> _Exercise goal_
Emit a verbatim copy of the lines running from the line with "What data populates" through the end of the material below.

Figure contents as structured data
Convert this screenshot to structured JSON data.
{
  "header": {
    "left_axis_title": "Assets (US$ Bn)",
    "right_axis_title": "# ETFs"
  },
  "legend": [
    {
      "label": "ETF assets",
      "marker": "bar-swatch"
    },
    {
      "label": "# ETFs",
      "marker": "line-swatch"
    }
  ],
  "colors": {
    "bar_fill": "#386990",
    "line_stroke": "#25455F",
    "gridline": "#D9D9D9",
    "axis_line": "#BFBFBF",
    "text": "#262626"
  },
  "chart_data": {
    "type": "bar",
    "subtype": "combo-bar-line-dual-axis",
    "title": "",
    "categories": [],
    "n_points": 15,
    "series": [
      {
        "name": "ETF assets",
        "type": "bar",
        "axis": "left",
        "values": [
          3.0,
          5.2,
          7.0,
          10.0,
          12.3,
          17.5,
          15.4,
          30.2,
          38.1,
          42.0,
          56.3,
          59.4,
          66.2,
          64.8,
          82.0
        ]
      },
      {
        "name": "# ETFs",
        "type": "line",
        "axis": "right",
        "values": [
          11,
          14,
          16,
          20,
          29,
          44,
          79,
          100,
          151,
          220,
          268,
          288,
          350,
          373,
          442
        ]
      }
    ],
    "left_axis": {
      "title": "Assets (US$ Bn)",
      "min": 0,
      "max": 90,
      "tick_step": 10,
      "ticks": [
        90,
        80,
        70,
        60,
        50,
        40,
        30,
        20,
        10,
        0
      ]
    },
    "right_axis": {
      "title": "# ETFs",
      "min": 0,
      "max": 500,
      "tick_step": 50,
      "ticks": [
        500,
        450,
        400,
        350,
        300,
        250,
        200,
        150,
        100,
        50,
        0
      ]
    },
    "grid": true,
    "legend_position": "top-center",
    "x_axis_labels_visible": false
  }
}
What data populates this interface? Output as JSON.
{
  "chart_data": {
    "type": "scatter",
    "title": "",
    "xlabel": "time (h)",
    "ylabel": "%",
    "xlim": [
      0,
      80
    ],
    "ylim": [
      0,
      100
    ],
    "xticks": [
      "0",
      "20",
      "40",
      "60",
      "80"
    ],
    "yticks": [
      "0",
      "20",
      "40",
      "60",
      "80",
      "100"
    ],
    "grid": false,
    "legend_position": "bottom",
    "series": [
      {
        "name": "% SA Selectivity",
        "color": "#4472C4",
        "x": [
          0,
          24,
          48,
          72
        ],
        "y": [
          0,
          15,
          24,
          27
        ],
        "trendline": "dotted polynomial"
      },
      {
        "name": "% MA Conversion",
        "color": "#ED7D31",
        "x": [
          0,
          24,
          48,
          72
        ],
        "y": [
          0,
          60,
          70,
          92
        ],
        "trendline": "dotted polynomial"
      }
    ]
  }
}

> _Result for this task_
What data populates this interface? Output as JSON.
{
  "chart_data": {
    "type": "scatter",
    "title": "",
    "xlabel": "time (h)",
    "ylabel": "%",
    "xlim": [
      0,
      80
    ],
    "ylim": [
      0,
      100
    ],
    "xticks": [
      "0",
      "20",
      "40",
      "60",
      "80"
    ],
    "yticks": [
      "0",
      "20",
      "40",
      "60",
      "80",
      "100"
    ],
    "grid": false,
    "legend_position": "bottom",
    "series": [
      {
        "name": "% SA Selectivity",
        "color": "#4472C4",
        "x": [
          0,
          24,
          48,
          72
        ],
        "y": [
          0,
          15,
          24,
          27
        ],
        "trendline": "dotted polynomial"
      },
      {
        "name": "% MA Conversion",
        "color": "#ED7D31",
        "x": [
          0,
          24,
          48,
          72
        ],
        "y": [
          0,
          60,
          70,
          92
        ],
        "trendline": "dotted polynomial"
      }
    ]
  }
}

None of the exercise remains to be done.